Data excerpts
───

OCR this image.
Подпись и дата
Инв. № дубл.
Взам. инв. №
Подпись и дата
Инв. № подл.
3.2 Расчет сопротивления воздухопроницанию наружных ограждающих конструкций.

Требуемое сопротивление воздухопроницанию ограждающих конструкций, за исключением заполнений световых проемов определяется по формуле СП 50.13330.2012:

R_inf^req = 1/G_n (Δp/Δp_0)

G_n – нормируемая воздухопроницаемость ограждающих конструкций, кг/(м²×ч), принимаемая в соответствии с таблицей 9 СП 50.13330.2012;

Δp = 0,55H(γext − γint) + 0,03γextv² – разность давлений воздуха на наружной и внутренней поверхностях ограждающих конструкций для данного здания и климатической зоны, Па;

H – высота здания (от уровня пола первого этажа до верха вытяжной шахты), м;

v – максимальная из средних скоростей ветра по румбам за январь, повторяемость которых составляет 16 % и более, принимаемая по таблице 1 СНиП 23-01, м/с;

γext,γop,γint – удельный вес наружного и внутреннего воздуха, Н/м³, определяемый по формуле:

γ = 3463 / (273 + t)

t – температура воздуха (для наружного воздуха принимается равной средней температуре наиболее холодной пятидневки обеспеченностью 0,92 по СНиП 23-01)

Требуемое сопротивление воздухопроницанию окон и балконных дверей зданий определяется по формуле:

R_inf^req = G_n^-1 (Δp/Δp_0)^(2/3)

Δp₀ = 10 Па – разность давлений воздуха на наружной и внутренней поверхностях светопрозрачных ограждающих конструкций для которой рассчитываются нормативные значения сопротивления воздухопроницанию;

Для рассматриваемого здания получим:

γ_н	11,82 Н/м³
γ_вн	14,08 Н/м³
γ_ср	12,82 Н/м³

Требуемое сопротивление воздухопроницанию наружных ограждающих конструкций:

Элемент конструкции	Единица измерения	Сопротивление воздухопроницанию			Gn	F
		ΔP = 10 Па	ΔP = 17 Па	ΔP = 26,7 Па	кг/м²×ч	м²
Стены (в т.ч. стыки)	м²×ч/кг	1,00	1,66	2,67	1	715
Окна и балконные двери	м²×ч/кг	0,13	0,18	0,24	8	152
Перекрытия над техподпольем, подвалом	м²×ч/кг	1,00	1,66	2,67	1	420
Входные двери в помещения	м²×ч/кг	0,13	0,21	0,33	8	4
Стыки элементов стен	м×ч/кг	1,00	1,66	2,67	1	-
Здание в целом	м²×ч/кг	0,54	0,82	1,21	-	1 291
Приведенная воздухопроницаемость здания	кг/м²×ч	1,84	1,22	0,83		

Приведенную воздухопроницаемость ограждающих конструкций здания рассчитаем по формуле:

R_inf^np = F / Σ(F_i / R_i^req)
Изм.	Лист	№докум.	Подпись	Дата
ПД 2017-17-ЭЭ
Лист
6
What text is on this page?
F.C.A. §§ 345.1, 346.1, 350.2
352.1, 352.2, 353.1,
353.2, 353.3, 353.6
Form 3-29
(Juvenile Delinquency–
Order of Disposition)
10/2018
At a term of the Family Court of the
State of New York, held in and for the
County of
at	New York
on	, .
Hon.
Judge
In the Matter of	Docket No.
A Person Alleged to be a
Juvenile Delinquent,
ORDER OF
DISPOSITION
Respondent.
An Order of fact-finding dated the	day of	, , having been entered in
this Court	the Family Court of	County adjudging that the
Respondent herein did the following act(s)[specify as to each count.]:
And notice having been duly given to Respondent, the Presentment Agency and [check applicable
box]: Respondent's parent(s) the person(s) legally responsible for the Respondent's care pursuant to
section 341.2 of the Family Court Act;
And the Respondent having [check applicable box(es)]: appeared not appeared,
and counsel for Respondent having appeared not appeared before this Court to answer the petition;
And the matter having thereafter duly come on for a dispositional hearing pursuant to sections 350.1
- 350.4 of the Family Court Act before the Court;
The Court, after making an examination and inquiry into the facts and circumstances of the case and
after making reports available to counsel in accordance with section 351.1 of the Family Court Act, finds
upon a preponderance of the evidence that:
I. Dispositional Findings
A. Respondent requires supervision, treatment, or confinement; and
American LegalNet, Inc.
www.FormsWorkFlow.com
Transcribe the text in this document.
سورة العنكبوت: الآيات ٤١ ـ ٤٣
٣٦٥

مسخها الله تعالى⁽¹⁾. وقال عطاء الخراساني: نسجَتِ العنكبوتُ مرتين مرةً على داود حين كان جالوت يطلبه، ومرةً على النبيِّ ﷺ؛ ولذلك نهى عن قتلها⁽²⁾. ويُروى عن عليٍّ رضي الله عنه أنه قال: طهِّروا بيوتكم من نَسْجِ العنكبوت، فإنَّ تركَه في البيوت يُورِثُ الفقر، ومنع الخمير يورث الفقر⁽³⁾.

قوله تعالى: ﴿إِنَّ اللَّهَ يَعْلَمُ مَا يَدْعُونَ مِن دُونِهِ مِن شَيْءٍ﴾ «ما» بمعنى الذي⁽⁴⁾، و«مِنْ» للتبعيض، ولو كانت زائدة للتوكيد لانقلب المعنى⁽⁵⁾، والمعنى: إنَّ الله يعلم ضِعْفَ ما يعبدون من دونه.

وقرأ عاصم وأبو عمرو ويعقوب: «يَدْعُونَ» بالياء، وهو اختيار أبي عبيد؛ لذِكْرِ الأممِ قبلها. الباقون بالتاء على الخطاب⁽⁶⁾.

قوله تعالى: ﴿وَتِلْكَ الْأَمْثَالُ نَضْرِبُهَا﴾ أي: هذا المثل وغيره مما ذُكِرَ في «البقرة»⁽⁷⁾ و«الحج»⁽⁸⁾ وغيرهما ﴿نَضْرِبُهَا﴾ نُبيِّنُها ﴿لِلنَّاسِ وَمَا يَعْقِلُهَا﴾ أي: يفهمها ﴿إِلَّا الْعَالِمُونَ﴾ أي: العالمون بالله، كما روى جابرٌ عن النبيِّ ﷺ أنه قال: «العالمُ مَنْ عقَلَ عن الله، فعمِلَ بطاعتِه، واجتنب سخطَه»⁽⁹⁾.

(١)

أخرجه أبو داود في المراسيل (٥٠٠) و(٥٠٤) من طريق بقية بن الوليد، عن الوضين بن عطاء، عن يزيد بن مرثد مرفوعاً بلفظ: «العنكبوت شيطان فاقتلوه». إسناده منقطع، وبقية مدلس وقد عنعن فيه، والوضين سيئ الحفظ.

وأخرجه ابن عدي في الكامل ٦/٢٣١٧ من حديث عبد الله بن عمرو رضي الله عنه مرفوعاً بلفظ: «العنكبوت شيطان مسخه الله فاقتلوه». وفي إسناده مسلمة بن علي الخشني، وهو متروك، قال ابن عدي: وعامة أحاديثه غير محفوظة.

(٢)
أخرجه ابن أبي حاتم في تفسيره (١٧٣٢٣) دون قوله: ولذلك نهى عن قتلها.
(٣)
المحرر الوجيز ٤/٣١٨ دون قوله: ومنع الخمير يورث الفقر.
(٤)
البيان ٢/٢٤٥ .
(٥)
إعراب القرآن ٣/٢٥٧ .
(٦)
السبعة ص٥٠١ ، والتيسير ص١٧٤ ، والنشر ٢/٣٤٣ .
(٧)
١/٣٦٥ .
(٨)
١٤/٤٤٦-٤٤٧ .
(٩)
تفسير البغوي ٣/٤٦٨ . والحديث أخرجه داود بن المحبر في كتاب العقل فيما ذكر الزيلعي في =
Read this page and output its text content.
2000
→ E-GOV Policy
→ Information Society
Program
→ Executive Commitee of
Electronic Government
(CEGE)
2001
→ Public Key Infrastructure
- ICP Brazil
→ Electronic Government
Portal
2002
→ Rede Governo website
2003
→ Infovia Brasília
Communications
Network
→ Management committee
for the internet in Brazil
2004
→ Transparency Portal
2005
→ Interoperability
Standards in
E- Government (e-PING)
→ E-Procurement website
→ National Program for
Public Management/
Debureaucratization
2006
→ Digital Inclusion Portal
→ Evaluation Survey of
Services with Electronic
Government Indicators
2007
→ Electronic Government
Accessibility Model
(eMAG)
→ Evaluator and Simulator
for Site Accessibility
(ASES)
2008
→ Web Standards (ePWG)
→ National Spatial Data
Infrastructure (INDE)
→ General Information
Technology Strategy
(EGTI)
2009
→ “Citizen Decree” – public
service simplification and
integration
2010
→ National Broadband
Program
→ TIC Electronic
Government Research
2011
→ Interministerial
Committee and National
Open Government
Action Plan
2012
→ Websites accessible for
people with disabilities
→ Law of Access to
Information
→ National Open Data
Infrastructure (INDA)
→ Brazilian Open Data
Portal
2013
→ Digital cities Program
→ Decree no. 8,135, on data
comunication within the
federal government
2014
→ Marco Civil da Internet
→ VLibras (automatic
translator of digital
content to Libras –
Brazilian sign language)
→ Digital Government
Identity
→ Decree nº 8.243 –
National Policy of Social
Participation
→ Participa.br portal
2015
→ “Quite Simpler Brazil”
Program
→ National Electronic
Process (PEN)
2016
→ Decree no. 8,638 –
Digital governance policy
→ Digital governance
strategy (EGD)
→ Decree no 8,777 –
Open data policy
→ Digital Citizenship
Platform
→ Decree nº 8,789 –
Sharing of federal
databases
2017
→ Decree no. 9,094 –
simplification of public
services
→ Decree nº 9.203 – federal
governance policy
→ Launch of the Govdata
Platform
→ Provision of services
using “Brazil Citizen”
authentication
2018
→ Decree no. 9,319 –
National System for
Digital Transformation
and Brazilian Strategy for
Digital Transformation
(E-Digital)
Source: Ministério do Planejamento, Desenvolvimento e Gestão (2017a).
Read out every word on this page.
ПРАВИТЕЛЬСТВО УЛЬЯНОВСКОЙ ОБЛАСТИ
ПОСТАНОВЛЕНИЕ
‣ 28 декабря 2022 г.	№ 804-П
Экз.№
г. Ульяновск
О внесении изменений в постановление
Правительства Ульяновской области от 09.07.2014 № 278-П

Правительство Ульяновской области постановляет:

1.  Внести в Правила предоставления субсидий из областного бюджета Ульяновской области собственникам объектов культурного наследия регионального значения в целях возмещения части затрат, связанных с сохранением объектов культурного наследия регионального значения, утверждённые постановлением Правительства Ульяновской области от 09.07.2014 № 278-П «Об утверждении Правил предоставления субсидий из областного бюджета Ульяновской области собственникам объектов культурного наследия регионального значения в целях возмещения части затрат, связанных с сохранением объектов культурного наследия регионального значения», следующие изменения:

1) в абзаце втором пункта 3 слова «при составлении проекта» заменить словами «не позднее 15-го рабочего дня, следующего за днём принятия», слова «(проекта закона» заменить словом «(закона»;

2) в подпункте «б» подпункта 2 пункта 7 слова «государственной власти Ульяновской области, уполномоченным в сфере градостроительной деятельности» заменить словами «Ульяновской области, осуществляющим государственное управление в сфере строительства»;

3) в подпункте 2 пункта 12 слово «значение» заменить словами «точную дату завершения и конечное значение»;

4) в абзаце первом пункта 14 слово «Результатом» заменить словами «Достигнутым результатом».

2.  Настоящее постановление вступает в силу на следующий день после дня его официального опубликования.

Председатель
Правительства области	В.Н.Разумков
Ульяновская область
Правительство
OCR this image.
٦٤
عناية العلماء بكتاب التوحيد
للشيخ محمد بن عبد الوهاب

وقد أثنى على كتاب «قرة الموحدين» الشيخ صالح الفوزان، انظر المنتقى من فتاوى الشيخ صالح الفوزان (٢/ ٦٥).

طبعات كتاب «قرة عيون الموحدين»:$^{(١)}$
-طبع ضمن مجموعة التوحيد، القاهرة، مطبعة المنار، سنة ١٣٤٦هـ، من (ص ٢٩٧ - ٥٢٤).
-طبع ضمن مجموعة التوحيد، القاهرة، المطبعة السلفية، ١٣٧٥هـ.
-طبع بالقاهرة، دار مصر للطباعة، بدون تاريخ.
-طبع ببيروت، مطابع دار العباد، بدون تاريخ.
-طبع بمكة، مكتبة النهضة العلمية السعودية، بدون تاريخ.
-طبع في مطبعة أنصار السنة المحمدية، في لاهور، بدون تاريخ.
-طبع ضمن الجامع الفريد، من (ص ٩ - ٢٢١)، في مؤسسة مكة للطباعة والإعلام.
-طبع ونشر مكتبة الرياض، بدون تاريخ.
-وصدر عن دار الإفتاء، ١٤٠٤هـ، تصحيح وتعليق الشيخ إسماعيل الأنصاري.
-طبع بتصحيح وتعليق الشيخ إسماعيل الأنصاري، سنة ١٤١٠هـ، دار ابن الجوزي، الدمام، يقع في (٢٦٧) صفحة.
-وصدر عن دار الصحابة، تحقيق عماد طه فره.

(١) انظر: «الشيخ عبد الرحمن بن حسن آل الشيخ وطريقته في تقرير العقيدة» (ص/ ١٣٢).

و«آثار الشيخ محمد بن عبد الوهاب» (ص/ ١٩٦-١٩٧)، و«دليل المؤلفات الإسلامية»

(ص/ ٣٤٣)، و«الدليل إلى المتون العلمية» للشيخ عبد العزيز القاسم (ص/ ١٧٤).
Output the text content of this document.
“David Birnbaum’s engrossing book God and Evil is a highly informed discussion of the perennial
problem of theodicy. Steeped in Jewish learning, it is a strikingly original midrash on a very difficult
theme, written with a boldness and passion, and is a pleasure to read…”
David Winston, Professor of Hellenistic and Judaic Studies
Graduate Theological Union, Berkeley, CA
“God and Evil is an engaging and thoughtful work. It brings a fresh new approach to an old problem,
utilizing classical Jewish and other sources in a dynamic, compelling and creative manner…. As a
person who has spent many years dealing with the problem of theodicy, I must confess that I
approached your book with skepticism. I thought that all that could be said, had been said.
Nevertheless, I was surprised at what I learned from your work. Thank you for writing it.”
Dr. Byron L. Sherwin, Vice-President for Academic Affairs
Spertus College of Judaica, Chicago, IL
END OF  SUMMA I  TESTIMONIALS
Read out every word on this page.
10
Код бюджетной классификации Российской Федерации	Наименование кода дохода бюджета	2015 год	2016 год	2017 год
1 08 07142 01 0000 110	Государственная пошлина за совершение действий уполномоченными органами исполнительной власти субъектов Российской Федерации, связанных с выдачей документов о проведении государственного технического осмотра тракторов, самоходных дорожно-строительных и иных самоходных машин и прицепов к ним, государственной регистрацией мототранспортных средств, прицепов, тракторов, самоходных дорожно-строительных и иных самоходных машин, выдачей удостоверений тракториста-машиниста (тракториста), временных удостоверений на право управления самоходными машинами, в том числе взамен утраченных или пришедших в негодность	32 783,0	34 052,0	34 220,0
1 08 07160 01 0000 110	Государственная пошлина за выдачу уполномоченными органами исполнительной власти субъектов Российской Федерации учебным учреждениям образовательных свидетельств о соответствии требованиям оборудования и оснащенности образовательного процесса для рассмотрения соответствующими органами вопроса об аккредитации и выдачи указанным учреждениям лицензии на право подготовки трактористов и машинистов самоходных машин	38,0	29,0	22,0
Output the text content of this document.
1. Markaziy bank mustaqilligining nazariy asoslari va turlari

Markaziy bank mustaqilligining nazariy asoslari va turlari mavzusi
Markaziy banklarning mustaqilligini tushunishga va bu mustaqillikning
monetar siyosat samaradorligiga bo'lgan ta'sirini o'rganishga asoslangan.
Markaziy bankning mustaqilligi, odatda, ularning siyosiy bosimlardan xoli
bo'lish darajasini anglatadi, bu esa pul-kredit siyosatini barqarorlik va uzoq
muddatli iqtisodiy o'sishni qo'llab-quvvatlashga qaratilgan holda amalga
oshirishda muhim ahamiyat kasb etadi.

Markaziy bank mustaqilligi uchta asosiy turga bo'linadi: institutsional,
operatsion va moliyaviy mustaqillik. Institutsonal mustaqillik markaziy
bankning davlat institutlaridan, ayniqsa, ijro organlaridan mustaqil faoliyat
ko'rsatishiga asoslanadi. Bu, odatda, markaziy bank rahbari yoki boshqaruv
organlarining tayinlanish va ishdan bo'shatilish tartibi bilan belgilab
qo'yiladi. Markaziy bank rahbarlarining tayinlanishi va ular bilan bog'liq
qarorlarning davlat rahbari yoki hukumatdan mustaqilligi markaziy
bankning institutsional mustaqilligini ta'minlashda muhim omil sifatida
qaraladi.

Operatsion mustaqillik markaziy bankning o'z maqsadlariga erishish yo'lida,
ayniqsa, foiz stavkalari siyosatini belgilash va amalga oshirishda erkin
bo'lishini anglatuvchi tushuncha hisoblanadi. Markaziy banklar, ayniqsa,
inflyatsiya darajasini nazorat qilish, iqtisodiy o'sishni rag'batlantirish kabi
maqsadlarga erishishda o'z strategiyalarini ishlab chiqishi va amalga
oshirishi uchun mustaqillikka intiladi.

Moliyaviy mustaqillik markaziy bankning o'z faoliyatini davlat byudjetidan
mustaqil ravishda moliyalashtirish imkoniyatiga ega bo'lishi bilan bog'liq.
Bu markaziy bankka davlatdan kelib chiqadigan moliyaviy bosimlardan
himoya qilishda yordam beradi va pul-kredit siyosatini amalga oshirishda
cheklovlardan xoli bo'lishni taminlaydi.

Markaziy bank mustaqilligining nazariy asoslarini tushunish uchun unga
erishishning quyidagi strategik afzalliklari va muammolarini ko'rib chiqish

───

Exercise goal:
Each line that holds the word "التوحيد" is to be copied.

Task result:
عناية العلماء بكتاب التوحيد
-طبع ضمن مجموعة التوحيد، القاهرة، مطبعة المنار، سنة ١٣٤٦هـ، من (ص ٢٩٧ - ٥٢٤).
-طبع ضمن مجموعة التوحيد، القاهرة، المطبعة السلفية، ١٣٧٥هـ.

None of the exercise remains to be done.